YOUR TASK
Determine which lines of the records include the word "Basics", and copy them.

INPUT MATERIAL

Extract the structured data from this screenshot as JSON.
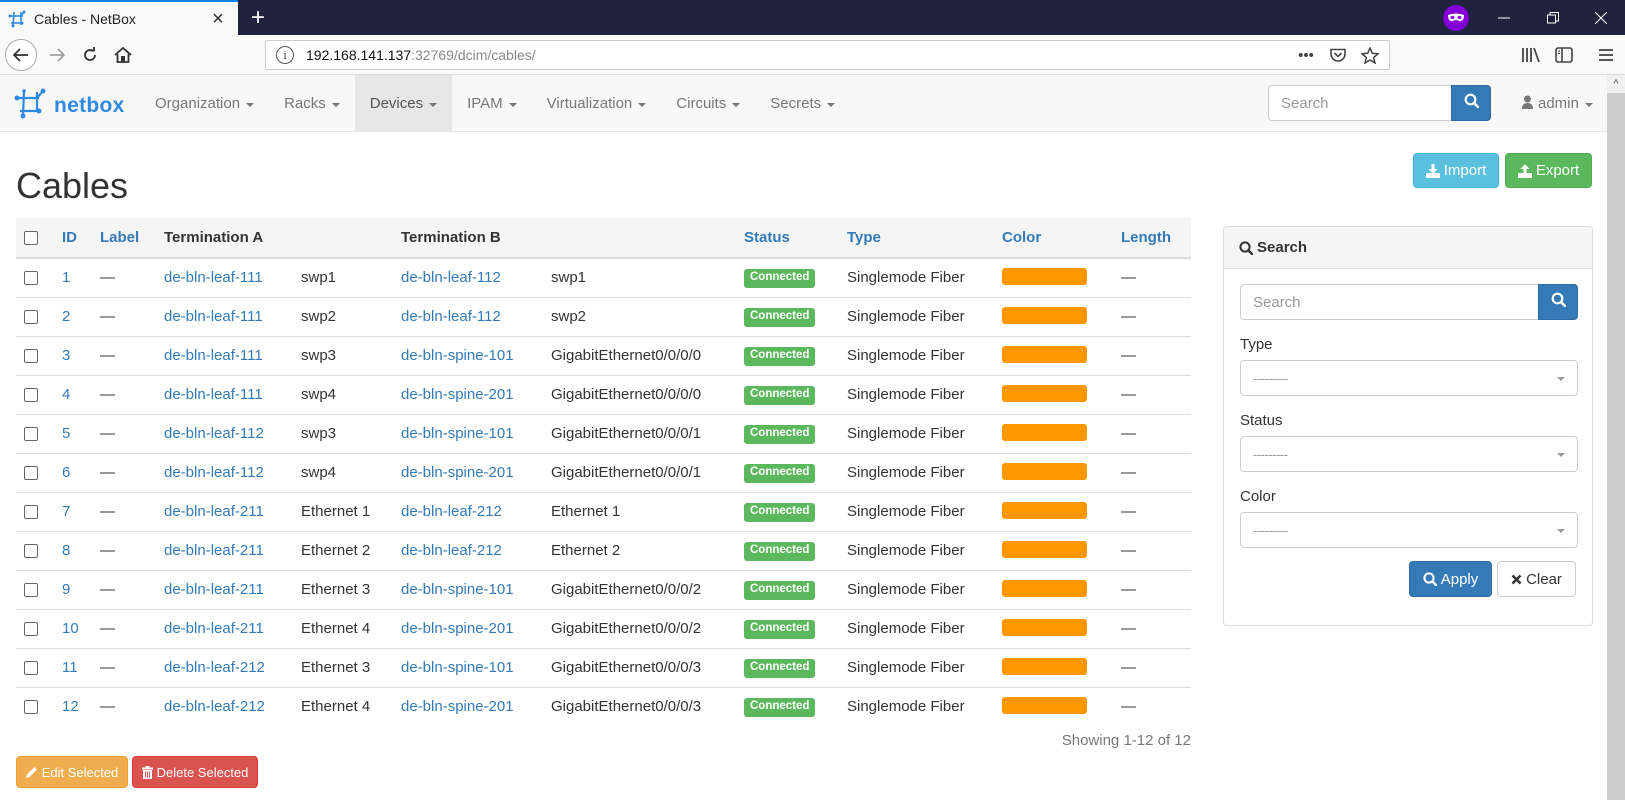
{
  "browser": {
    "tab_title": "Cables - NetBox",
    "url_host": "192.168.141.137",
    "url_rest": ":32769/dcim/cables/",
    "new_tab_label": "+",
    "icons": [
      "netbox-favicon-icon",
      "close-icon",
      "private-browsing-icon",
      "minimize-icon",
      "restore-icon",
      "window-close-icon",
      "back-icon",
      "forward-icon",
      "reload-icon",
      "home-icon",
      "info-icon",
      "more-icon",
      "pocket-icon",
      "bookmark-star-icon",
      "library-icon",
      "sidebar-icon",
      "hamburger-menu-icon"
    ]
  },
  "nav": {
    "brand": "netbox",
    "menu": [
      {
        "label": "Organization",
        "active": false
      },
      {
        "label": "Racks",
        "active": false
      },
      {
        "label": "Devices",
        "active": true
      },
      {
        "label": "IPAM",
        "active": false
      },
      {
        "label": "Virtualization",
        "active": false
      },
      {
        "label": "Circuits",
        "active": false
      },
      {
        "label": "Secrets",
        "active": false
      }
    ],
    "search_placeholder": "Search",
    "user": "admin"
  },
  "page": {
    "title": "Cables",
    "import_label": "Import",
    "export_label": "Export"
  },
  "table": {
    "columns": [
      "ID",
      "Label",
      "Termination A",
      "",
      "Termination B",
      "",
      "Status",
      "Type",
      "Color",
      "Length"
    ],
    "rows": [
      {
        "id": "1",
        "label": "—",
        "device_a": "de-bln-leaf-111",
        "port_a": "swp1",
        "device_b": "de-bln-leaf-112",
        "port_b": "swp1",
        "status": "Connected",
        "type": "Singlemode Fiber",
        "color": "#ff9800",
        "length": "—"
      },
      {
        "id": "2",
        "label": "—",
        "device_a": "de-bln-leaf-111",
        "port_a": "swp2",
        "device_b": "de-bln-leaf-112",
        "port_b": "swp2",
        "status": "Connected",
        "type": "Singlemode Fiber",
        "color": "#ff9800",
        "length": "—"
      },
      {
        "id": "3",
        "label": "—",
        "device_a": "de-bln-leaf-111",
        "port_a": "swp3",
        "device_b": "de-bln-spine-101",
        "port_b": "GigabitEthernet0/0/0/0",
        "status": "Connected",
        "type": "Singlemode Fiber",
        "color": "#ff9800",
        "length": "—"
      },
      {
        "id": "4",
        "label": "—",
        "device_a": "de-bln-leaf-111",
        "port_a": "swp4",
        "device_b": "de-bln-spine-201",
        "port_b": "GigabitEthernet0/0/0/0",
        "status": "Connected",
        "type": "Singlemode Fiber",
        "color": "#ff9800",
        "length": "—"
      },
      {
        "id": "5",
        "label": "—",
        "device_a": "de-bln-leaf-112",
        "port_a": "swp3",
        "device_b": "de-bln-spine-101",
        "port_b": "GigabitEthernet0/0/0/1",
        "status": "Connected",
        "type": "Singlemode Fiber",
        "color": "#ff9800",
        "length": "—"
      },
      {
        "id": "6",
        "label": "—",
        "device_a": "de-bln-leaf-112",
        "port_a": "swp4",
        "device_b": "de-bln-spine-201",
        "port_b": "GigabitEthernet0/0/0/1",
        "status": "Connected",
        "type": "Singlemode Fiber",
        "color": "#ff9800",
        "length": "—"
      },
      {
        "id": "7",
        "label": "—",
        "device_a": "de-bln-leaf-211",
        "port_a": "Ethernet 1",
        "device_b": "de-bln-leaf-212",
        "port_b": "Ethernet 1",
        "status": "Connected",
        "type": "Singlemode Fiber",
        "color": "#ff9800",
        "length": "—"
      },
      {
        "id": "8",
        "label": "—",
        "device_a": "de-bln-leaf-211",
        "port_a": "Ethernet 2",
        "device_b": "de-bln-leaf-212",
        "port_b": "Ethernet 2",
        "status": "Connected",
        "type": "Singlemode Fiber",
        "color": "#ff9800",
        "length": "—"
      },
      {
        "id": "9",
        "label": "—",
        "device_a": "de-bln-leaf-211",
        "port_a": "Ethernet 3",
        "device_b": "de-bln-spine-101",
        "port_b": "GigabitEthernet0/0/0/2",
        "status": "Connected",
        "type": "Singlemode Fiber",
        "color": "#ff9800",
        "length": "—"
      },
      {
        "id": "10",
        "label": "—",
        "device_a": "de-bln-leaf-211",
        "port_a": "Ethernet 4",
        "device_b": "de-bln-spine-201",
        "port_b": "GigabitEthernet0/0/0/2",
        "status": "Connected",
        "type": "Singlemode Fiber",
        "color": "#ff9800",
        "length": "—"
      },
      {
        "id": "11",
        "label": "—",
        "device_a": "de-bln-leaf-212",
        "port_a": "Ethernet 3",
        "device_b": "de-bln-spine-101",
        "port_b": "GigabitEthernet0/0/0/3",
        "status": "Connected",
        "type": "Singlemode Fiber",
        "color": "#ff9800",
        "length": "—"
      },
      {
        "id": "12",
        "label": "—",
        "device_a": "de-bln-leaf-212",
        "port_a": "Ethernet 4",
        "device_b": "de-bln-spine-201",
        "port_b": "GigabitEthernet0/0/0/3",
        "status": "Connected",
        "type": "Singlemode Fiber",
        "color": "#ff9800",
        "length": "—"
      }
    ],
    "edit_selected_label": "Edit Selected",
    "delete_selected_label": "Delete Selected",
    "showing": "Showing 1-12 of 12"
  },
  "filter": {
    "heading": "Search",
    "search_placeholder": "Search",
    "type_label": "Type",
    "type_value": "---------",
    "status_label": "Status",
    "status_value": "---------",
    "color_label": "Color",
    "color_value": "---------",
    "apply_label": "Apply",
    "clear_label": "Clear"
  },
  "colors": {
    "primary": "#337ab7",
    "success": "#5cb85c",
    "info": "#5bc0de",
    "warning": "#f0ad4e",
    "danger": "#d9534f",
    "brand": "#2f8ae4"
  }
}
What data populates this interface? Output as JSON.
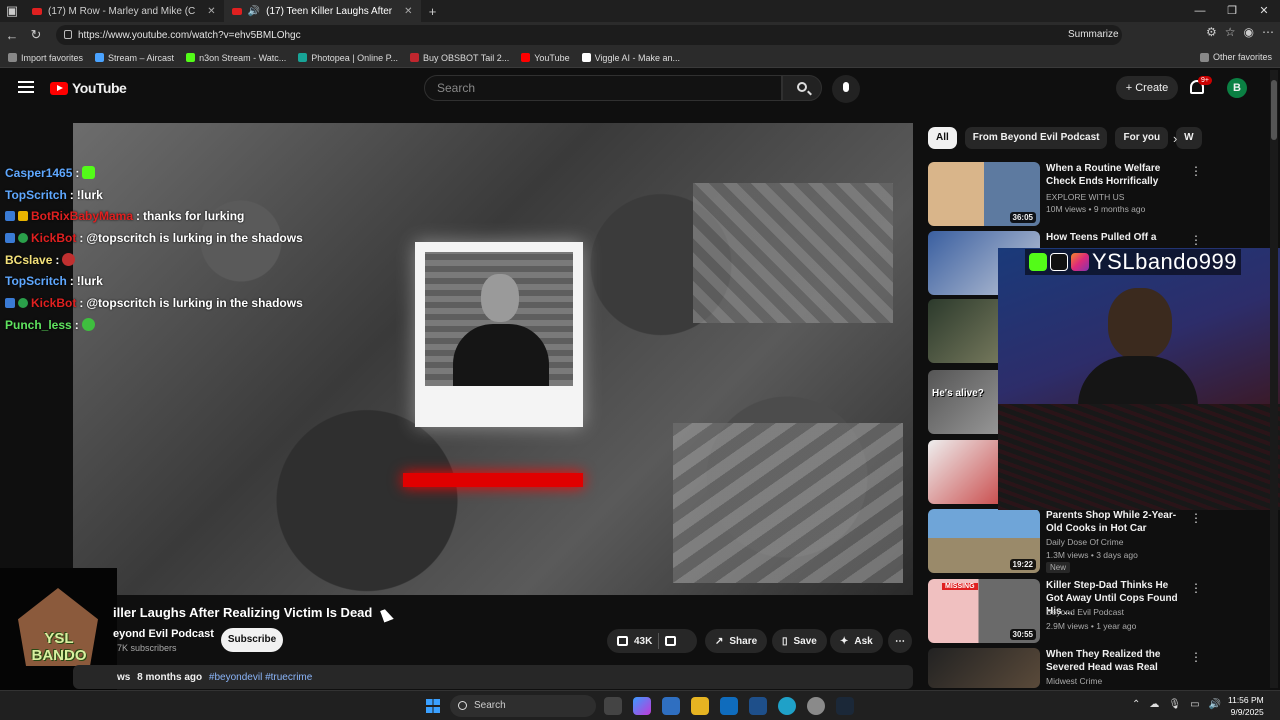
{
  "browser": {
    "tabs": [
      {
        "title": "(17) M Row - Marley and Mike (C"
      },
      {
        "title": "(17) Teen Killer Laughs After"
      }
    ],
    "url": "https://www.youtube.com/watch?v=ehv5BMLOhgc",
    "summarize_label": "Summarize",
    "bookmarks": [
      "Import favorites",
      "Stream – Aircast",
      "n3on Stream - Watc...",
      "Photopea | Online P...",
      "Buy OBSBOT Tail 2...",
      "YouTube",
      "Viggle AI - Make an..."
    ],
    "other_favorites": "Other favorites"
  },
  "youtube": {
    "logo_text": "YouTube",
    "search_placeholder": "Search",
    "create_label": "Create",
    "notification_count": "9+",
    "avatar_letter": "B"
  },
  "overlay": {
    "chat": [
      {
        "user": "Casper1465",
        "msg": "",
        "color": "blue"
      },
      {
        "user": "TopScritch",
        "msg": "!lurk",
        "color": "blue"
      },
      {
        "user": "BotRixBabyMama",
        "msg": "thanks for lurking",
        "color": "red"
      },
      {
        "user": "KickBot",
        "msg": "@topscritch is lurking in the shadows",
        "color": "red"
      },
      {
        "user": "BCslave",
        "msg": "",
        "color": "yellow"
      },
      {
        "user": "TopScritch",
        "msg": "!lurk",
        "color": "blue"
      },
      {
        "user": "KickBot",
        "msg": "@topscritch is lurking in the shadows",
        "color": "red"
      },
      {
        "user": "Punch_less",
        "msg": "",
        "color": "green"
      }
    ],
    "streamer_handle": "YSLbando999",
    "logo_text": "YSL BANDO"
  },
  "video": {
    "title": "iller Laughs After Realizing Victim Is Dead",
    "channel": "eyond Evil Podcast",
    "subscribers": "7K subscribers",
    "subscribe_label": "Subscribe",
    "likes": "43K",
    "share_label": "Share",
    "save_label": "Save",
    "ask_label": "Ask",
    "views_label": "ws",
    "age": "8 months ago",
    "hashtags": "#beyondevil #truecrime"
  },
  "sidebar": {
    "chips": [
      "All",
      "From Beyond Evil Podcast",
      "For you",
      "W"
    ],
    "recommendations": [
      {
        "title": "When a Routine Welfare Check Ends Horrifically",
        "channel": "EXPLORE WITH US",
        "meta": "10M views • 9 months ago",
        "duration": "36:05"
      },
      {
        "title": "How Teens Pulled Off a",
        "channel": "",
        "meta": "",
        "duration": ""
      },
      {
        "title": "",
        "channel": "",
        "meta": "",
        "duration": ""
      },
      {
        "title": "",
        "channel": "",
        "meta": "",
        "duration": "",
        "thumb_text": "He's alive?"
      },
      {
        "title": "",
        "channel": "",
        "meta": "",
        "duration": ""
      },
      {
        "title": "Parents Shop While 2-Year-Old Cooks in Hot Car",
        "channel": "Daily Dose Of Crime",
        "meta": "1.3M views • 3 days ago",
        "duration": "19:22",
        "badge": "New"
      },
      {
        "title": "Killer Step-Dad Thinks He Got Away Until Cops Found His ...",
        "channel": "Beyond Evil Podcast",
        "meta": "2.9M views • 1 year ago",
        "duration": "30:55",
        "thumb_text": "MISSING"
      },
      {
        "title": "When They Realized the Severed Head was Real",
        "channel": "Midwest Crime",
        "meta": "",
        "duration": ""
      }
    ]
  },
  "taskbar": {
    "search_placeholder": "Search",
    "time": "11:56 PM",
    "date": "9/9/2025"
  },
  "colors": {
    "yt_red": "#ff0000",
    "chip_active": "#f1f1f1",
    "background": "#0f0f0f",
    "chat_blue": "#5fa8ff",
    "chat_red": "#e02020"
  }
}
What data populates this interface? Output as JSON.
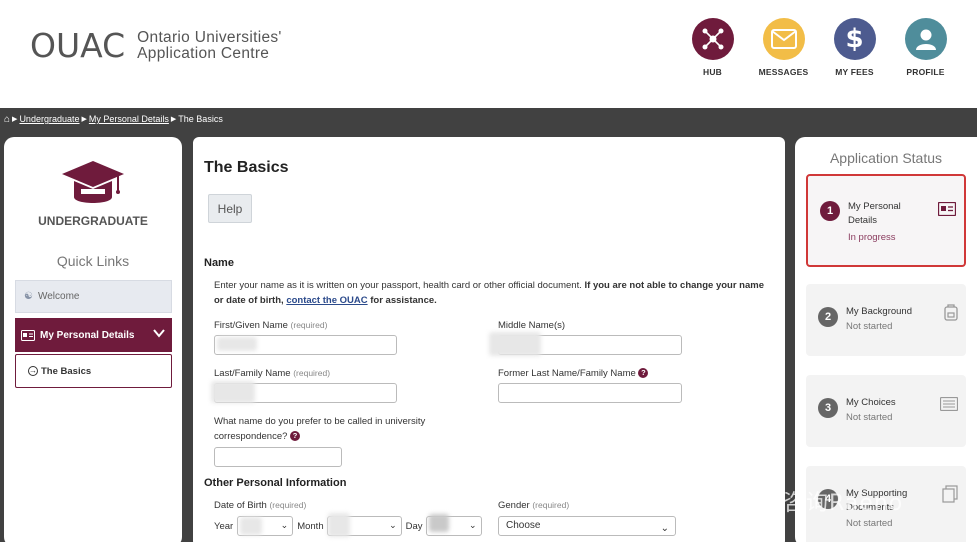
{
  "brand": {
    "mark": "OUAC",
    "name_line1": "Ontario Universities'",
    "name_line2": "Application Centre"
  },
  "nav": [
    {
      "label": "HUB",
      "icon": "hub-icon",
      "color": "#6f1b3c"
    },
    {
      "label": "MESSAGES",
      "icon": "envelope-icon",
      "color": "#f2bd47"
    },
    {
      "label": "MY FEES",
      "icon": "dollar-icon",
      "color": "#4d5b8f"
    },
    {
      "label": "PROFILE",
      "icon": "user-icon",
      "color": "#4f8d9b"
    }
  ],
  "breadcrumb": {
    "items": [
      "Undergraduate",
      "My Personal Details",
      "The Basics"
    ]
  },
  "left": {
    "title": "UNDERGRADUATE",
    "quick_links_title": "Quick Links",
    "welcome": "Welcome",
    "personal_details": "My Personal Details",
    "basics": "The Basics"
  },
  "main": {
    "title": "The Basics",
    "help": "Help",
    "name_section": "Name",
    "instr_plain": "Enter your name as it is written on your passport, health card or other official document. ",
    "instr_bold": "If you are not able to change your name or date of birth, ",
    "instr_link": "contact the OUAC",
    "instr_tail": " for assistance.",
    "first_name_label": "First/Given Name",
    "middle_name_label": "Middle Name(s)",
    "last_name_label": "Last/Family Name",
    "former_last_label": "Former Last Name/Family Name",
    "preferred_label": "What name do you prefer to be called in university correspondence?",
    "required": "(required)",
    "other_section": "Other Personal Information",
    "dob_label": "Date of Birth",
    "gender_label": "Gender",
    "year": "Year",
    "month": "Month",
    "day": "Day",
    "gender_value": "Choose"
  },
  "status": {
    "title": "Application Status",
    "steps": [
      {
        "num": "1",
        "name": "My Personal Details",
        "status": "In progress",
        "icon": "id-card-icon"
      },
      {
        "num": "2",
        "name": "My Background",
        "status": "Not started",
        "icon": "backpack-icon"
      },
      {
        "num": "3",
        "name": "My Choices",
        "status": "Not started",
        "icon": "list-icon"
      },
      {
        "num": "4",
        "name": "My Supporting Documents",
        "status": "Not started",
        "icon": "documents-icon"
      }
    ]
  },
  "watermark": "知乎 @日语咨询Raeno"
}
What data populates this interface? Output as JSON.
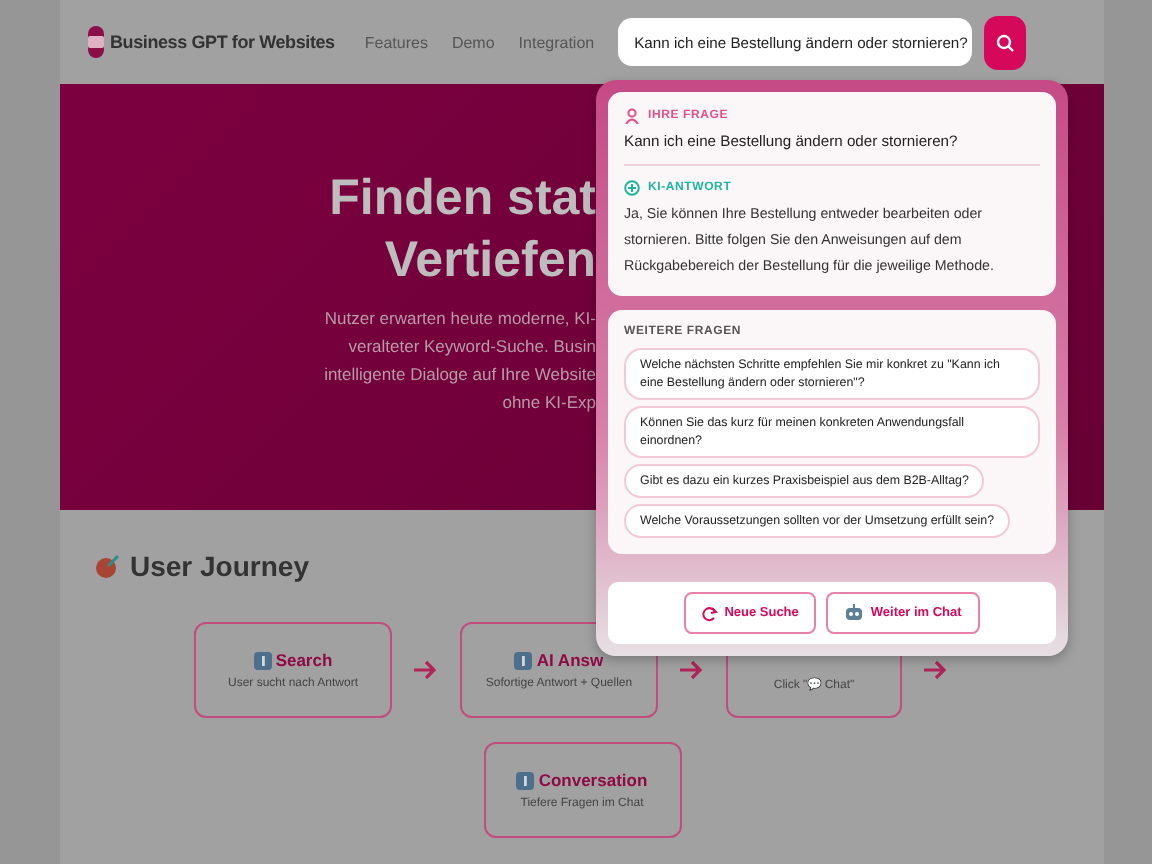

ANSWER TO THIS TASK
      "The Basics"
    "basics": "The Basics"
    "title": "The Basics",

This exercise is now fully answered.